§ **Required work**:
Check each line of the listing below for the word "this" and say how many lines have it. Nothing else should be written.

(Records that describe figures)

——

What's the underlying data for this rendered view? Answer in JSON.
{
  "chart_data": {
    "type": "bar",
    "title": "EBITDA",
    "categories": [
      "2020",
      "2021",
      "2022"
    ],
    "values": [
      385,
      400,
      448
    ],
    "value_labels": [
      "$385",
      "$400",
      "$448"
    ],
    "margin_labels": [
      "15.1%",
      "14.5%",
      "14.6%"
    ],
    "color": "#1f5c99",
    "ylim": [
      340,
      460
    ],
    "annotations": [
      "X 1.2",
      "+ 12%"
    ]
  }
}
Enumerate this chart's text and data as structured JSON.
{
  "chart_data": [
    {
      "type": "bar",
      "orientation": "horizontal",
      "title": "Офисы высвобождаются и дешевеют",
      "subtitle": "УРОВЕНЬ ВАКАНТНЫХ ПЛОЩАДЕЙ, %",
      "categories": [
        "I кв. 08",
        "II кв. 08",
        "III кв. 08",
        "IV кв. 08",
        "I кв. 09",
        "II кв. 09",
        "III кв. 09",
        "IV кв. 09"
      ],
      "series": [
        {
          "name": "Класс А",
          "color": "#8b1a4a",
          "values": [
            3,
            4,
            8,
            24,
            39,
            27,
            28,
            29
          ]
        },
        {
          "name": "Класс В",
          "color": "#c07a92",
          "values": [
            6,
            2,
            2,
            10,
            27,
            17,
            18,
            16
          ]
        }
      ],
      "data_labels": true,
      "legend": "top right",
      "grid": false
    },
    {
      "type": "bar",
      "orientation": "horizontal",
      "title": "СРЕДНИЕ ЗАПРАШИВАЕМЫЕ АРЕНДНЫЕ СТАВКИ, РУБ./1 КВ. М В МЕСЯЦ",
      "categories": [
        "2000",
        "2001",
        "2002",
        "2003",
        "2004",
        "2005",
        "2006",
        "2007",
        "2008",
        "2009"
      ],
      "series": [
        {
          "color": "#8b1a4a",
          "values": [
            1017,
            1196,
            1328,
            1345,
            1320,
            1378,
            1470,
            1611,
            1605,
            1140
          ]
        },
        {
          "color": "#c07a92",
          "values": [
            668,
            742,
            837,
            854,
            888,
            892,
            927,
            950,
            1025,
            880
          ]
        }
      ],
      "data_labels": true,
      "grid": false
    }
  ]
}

——

§ **Task answer**:
2